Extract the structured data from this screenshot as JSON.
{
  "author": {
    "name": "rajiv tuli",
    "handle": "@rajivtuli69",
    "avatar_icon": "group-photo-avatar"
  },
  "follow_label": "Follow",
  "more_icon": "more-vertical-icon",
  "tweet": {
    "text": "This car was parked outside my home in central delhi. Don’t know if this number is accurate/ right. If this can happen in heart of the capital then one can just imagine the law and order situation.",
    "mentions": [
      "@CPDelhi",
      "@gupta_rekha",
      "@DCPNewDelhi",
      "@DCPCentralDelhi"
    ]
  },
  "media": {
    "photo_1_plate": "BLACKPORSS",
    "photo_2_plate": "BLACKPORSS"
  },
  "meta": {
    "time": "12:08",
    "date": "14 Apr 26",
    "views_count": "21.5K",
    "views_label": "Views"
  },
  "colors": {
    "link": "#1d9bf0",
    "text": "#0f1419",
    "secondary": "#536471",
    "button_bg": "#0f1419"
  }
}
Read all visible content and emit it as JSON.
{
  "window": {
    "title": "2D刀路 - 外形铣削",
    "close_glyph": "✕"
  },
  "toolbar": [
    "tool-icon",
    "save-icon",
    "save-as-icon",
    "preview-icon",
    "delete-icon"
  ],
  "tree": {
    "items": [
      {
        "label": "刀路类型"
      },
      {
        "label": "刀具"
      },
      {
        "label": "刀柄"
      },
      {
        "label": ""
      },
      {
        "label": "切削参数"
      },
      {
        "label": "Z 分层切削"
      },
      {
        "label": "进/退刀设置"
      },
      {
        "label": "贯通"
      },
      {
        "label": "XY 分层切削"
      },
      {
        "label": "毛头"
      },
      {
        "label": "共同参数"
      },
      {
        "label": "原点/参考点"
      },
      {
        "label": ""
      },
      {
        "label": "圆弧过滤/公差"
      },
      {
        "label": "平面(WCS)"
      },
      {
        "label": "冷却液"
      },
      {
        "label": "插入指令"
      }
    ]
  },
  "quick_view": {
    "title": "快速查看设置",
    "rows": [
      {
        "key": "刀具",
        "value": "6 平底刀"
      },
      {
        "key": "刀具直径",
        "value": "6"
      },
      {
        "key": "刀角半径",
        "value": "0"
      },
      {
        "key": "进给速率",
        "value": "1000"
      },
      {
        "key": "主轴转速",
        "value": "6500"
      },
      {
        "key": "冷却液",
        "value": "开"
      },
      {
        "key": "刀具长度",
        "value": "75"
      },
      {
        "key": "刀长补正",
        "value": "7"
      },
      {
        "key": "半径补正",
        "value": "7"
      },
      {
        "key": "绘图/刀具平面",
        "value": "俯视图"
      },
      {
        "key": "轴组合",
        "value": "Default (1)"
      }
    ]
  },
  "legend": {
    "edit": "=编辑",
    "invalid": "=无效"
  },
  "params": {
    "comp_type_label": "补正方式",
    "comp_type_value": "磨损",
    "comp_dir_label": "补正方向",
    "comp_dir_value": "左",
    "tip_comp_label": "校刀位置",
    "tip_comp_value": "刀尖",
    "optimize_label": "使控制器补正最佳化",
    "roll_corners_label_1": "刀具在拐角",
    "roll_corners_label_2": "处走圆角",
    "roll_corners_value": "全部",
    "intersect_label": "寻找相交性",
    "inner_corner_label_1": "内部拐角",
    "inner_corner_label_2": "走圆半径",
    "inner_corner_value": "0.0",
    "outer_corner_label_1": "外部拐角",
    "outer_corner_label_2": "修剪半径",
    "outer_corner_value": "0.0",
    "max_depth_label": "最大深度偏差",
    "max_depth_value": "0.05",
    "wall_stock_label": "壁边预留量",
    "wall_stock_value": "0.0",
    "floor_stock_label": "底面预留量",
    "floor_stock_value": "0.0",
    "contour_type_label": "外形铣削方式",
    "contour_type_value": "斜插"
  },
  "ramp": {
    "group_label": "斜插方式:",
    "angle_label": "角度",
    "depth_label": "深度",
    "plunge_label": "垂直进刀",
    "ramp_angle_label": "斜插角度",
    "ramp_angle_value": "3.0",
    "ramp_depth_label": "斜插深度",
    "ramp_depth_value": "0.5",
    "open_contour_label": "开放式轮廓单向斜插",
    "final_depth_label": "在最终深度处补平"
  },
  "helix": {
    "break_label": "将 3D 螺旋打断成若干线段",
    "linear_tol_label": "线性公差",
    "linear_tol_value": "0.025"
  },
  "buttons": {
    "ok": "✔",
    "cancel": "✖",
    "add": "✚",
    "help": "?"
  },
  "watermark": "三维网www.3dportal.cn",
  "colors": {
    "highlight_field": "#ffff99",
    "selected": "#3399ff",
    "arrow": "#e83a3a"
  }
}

────────────────────────────────────────

## EXERCISE REQUIREMENTS:
Copy out each line exactly as written.

## COMPLETE RESPONSE:
Extract the structured data from this screenshot as JSON.
{
  "author": {
    "name": "rajiv tuli",
    "handle": "@rajivtuli69",
    "avatar_icon": "group-photo-avatar"
  },
  "follow_label": "Follow",
  "more_icon": "more-vertical-icon",
  "tweet": {
    "text": "This car was parked outside my home in central delhi. Don’t know if this number is accurate/ right. If this can happen in heart of the capital then one can just imagine the law and order situation.",
    "mentions": [
      "@CPDelhi",
      "@gupta_rekha",
      "@DCPNewDelhi",
      "@DCPCentralDelhi"
    ]
  },
  "media": {
    "photo_1_plate": "BLACKPORSS",
    "photo_2_plate": "BLACKPORSS"
  },
  "meta": {
    "time": "12:08",
    "date": "14 Apr 26",
    "views_count": "21.5K",
    "views_label": "Views"
  },
  "colors": {
    "link": "#1d9bf0",
    "text": "#0f1419",
    "secondary": "#536471",
    "button_bg": "#0f1419"
  }
}
Read all visible content and emit it as JSON.
{
  "window": {
    "title": "2D刀路 - 外形铣削",
    "close_glyph": "✕"
  },
  "toolbar": [
    "tool-icon",
    "save-icon",
    "save-as-icon",
    "preview-icon",
    "delete-icon"
  ],
  "tree": {
    "items": [
      {
        "label": "刀路类型"
      },
      {
        "label": "刀具"
      },
      {
        "label": "刀柄"
      },
      {
        "label": ""
      },
      {
        "label": "切削参数"
      },
      {
        "label": "Z 分层切削"
      },
      {
        "label": "进/退刀设置"
      },
      {
        "label": "贯通"
      },
      {
        "label": "XY 分层切削"
      },
      {
        "label": "毛头"
      },
      {
        "label": "共同参数"
      },
      {
        "label": "原点/参考点"
      },
      {
        "label": ""
      },
      {
        "label": "圆弧过滤/公差"
      },
      {
        "label": "平面(WCS)"
      },
      {
        "label": "冷却液"
      },
      {
        "label": "插入指令"
      }
    ]
  },
  "quick_view": {
    "title": "快速查看设置",
    "rows": [
      {
        "key": "刀具",
        "value": "6 平底刀"
      },
      {
        "key": "刀具直径",
        "value": "6"
      },
      {
        "key": "刀角半径",
        "value": "0"
      },
      {
        "key": "进给速率",
        "value": "1000"
      },
      {
        "key": "主轴转速",
        "value": "6500"
      },
      {
        "key": "冷却液",
        "value": "开"
      },
      {
        "key": "刀具长度",
        "value": "75"
      },
      {
        "key": "刀长补正",
        "value": "7"
      },
      {
        "key": "半径补正",
        "value": "7"
      },
      {
        "key": "绘图/刀具平面",
        "value": "俯视图"
      },
      {
        "key": "轴组合",
        "value": "Default (1)"
      }
    ]
  },
  "legend": {
    "edit": "=编辑",
    "invalid": "=无效"
  },
  "params": {
    "comp_type_label": "补正方式",
    "comp_type_value": "磨损",
    "comp_dir_label": "补正方向",
    "comp_dir_value": "左",
    "tip_comp_label": "校刀位置",
    "tip_comp_value": "刀尖",
    "optimize_label": "使控制器补正最佳化",
    "roll_corners_label_1": "刀具在拐角",
    "roll_corners_label_2": "处走圆角",
    "roll_corners_value": "全部",
    "intersect_label": "寻找相交性",
    "inner_corner_label_1": "内部拐角",
    "inner_corner_label_2": "走圆半径",
    "inner_corner_value": "0.0",
    "outer_corner_label_1": "外部拐角",
    "outer_corner_label_2": "修剪半径",
    "outer_corner_value": "0.0",
    "max_depth_label": "最大深度偏差",
    "max_depth_value": "0.05",
    "wall_stock_label": "壁边预留量",
    "wall_stock_value": "0.0",
    "floor_stock_label": "底面预留量",
    "floor_stock_value": "0.0",
    "contour_type_label": "外形铣削方式",
    "contour_type_value": "斜插"
  },
  "ramp": {
    "group_label": "斜插方式:",
    "angle_label": "角度",
    "depth_label": "深度",
    "plunge_label": "垂直进刀",
    "ramp_angle_label": "斜插角度",
    "ramp_angle_value": "3.0",
    "ramp_depth_label": "斜插深度",
    "ramp_depth_value": "0.5",
    "open_contour_label": "开放式轮廓单向斜插",
    "final_depth_label": "在最终深度处补平"
  },
  "helix": {
    "break_label": "将 3D 螺旋打断成若干线段",
    "linear_tol_label": "线性公差",
    "linear_tol_value": "0.025"
  },
  "buttons": {
    "ok": "✔",
    "cancel": "✖",
    "add": "✚",
    "help": "?"
  },
  "watermark": "三维网www.3dportal.cn",
  "colors": {
    "highlight_field": "#ffff99",
    "selected": "#3399ff",
    "arrow": "#e83a3a"
  }
}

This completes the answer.